WRITTEN EXERCISE: Retype exactly the lines from the line with "OCR this image." to the end of the data, keeping both boundary lines.
Start of RECORDED INFORMATION
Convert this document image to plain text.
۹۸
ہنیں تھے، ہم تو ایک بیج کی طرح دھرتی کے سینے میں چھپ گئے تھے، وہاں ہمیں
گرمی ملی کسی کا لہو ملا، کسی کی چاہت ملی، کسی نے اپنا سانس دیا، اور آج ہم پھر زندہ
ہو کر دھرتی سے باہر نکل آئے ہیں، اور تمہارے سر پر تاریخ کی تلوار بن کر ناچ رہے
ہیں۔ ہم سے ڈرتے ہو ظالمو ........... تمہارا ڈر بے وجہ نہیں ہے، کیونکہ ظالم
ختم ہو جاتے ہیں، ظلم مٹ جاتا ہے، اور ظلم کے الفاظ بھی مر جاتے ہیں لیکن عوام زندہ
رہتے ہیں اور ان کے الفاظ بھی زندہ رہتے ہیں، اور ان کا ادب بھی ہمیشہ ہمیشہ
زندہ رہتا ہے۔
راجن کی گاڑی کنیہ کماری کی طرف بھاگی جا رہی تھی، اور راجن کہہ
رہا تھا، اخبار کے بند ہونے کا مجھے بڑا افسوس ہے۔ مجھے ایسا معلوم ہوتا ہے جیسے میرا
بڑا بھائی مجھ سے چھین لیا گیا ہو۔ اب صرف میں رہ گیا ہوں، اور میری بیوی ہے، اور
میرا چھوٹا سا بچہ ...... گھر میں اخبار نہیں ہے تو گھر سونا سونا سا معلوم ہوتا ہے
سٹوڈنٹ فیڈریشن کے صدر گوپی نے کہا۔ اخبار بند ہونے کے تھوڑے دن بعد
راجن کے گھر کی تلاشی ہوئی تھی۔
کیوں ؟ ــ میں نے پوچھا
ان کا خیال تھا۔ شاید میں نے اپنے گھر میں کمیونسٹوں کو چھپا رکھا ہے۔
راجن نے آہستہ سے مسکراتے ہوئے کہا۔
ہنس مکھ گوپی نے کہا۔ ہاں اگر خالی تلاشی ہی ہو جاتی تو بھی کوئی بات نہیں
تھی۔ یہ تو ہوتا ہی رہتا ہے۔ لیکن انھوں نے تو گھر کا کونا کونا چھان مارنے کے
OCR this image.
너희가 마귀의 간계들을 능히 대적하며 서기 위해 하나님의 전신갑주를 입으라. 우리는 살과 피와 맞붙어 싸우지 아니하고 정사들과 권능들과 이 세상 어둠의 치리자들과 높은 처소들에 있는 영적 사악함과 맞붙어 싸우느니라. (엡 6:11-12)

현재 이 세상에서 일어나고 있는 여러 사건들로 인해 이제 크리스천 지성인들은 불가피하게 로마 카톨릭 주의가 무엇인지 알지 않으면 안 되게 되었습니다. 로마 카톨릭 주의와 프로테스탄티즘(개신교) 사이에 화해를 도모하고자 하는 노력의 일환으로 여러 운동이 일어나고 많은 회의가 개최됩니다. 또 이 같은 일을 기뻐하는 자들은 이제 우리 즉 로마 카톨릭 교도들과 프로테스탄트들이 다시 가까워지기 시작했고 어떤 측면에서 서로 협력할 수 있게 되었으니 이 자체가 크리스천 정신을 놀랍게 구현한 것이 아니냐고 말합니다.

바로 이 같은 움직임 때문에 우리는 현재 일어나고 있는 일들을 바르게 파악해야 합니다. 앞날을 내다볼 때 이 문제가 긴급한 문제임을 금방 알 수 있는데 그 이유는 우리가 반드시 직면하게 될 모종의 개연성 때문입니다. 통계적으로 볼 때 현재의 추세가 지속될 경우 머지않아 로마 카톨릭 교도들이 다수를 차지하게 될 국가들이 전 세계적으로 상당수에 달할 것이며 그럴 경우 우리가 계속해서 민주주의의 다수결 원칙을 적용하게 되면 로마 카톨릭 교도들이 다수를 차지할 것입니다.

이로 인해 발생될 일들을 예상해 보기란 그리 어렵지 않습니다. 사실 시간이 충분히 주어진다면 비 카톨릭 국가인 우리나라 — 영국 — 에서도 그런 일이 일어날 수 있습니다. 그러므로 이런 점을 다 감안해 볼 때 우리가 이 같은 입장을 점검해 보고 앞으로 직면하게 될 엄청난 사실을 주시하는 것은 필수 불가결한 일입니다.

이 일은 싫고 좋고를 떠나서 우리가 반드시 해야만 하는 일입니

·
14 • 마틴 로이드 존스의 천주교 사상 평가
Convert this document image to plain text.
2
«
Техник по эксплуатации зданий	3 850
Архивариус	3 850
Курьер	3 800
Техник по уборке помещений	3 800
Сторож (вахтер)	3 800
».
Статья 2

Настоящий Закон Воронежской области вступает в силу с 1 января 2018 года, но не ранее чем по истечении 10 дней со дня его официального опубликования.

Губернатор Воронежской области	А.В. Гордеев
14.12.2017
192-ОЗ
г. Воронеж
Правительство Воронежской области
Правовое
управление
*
End of RECORDED INFORMATION
RESPONSE FOR THIS EXERCISE:
OCR this image.
너희가 마귀의 간계들을 능히 대적하며 서기 위해 하나님의 전신갑주를 입으라. 우리는 살과 피와 맞붙어 싸우지 아니하고 정사들과 권능들과 이 세상 어둠의 치리자들과 높은 처소들에 있는 영적 사악함과 맞붙어 싸우느니라. (엡 6:11-12)

현재 이 세상에서 일어나고 있는 여러 사건들로 인해 이제 크리스천 지성인들은 불가피하게 로마 카톨릭 주의가 무엇인지 알지 않으면 안 되게 되었습니다. 로마 카톨릭 주의와 프로테스탄티즘(개신교) 사이에 화해를 도모하고자 하는 노력의 일환으로 여러 운동이 일어나고 많은 회의가 개최됩니다. 또 이 같은 일을 기뻐하는 자들은 이제 우리 즉 로마 카톨릭 교도들과 프로테스탄트들이 다시 가까워지기 시작했고 어떤 측면에서 서로 협력할 수 있게 되었으니 이 자체가 크리스천 정신을 놀랍게 구현한 것이 아니냐고 말합니다.

바로 이 같은 움직임 때문에 우리는 현재 일어나고 있는 일들을 바르게 파악해야 합니다. 앞날을 내다볼 때 이 문제가 긴급한 문제임을 금방 알 수 있는데 그 이유는 우리가 반드시 직면하게 될 모종의 개연성 때문입니다. 통계적으로 볼 때 현재의 추세가 지속될 경우 머지않아 로마 카톨릭 교도들이 다수를 차지하게 될 국가들이 전 세계적으로 상당수에 달할 것이며 그럴 경우 우리가 계속해서 민주주의의 다수결 원칙을 적용하게 되면 로마 카톨릭 교도들이 다수를 차지할 것입니다.

이로 인해 발생될 일들을 예상해 보기란 그리 어렵지 않습니다. 사실 시간이 충분히 주어진다면 비 카톨릭 국가인 우리나라 — 영국 — 에서도 그런 일이 일어날 수 있습니다. 그러므로 이런 점을 다 감안해 볼 때 우리가 이 같은 입장을 점검해 보고 앞으로 직면하게 될 엄청난 사실을 주시하는 것은 필수 불가결한 일입니다.

이 일은 싫고 좋고를 떠나서 우리가 반드시 해야만 하는 일입니

·
14 • 마틴 로이드 존스의 천주교 사상 평가
Convert this document image to plain text.
2
«
Техник по эксплуатации зданий	3 850
Архивариус	3 850
Курьер	3 800
Техник по уборке помещений	3 800
Сторож (вахтер)	3 800
».
Статья 2

Настоящий Закон Воронежской области вступает в силу с 1 января 2018 года, но не ранее чем по истечении 10 дней со дня его официального опубликования.

Губернатор Воронежской области	А.В. Гордеев
14.12.2017
192-ОЗ
г. Воронеж
Правительство Воронежской области
Правовое
управление
*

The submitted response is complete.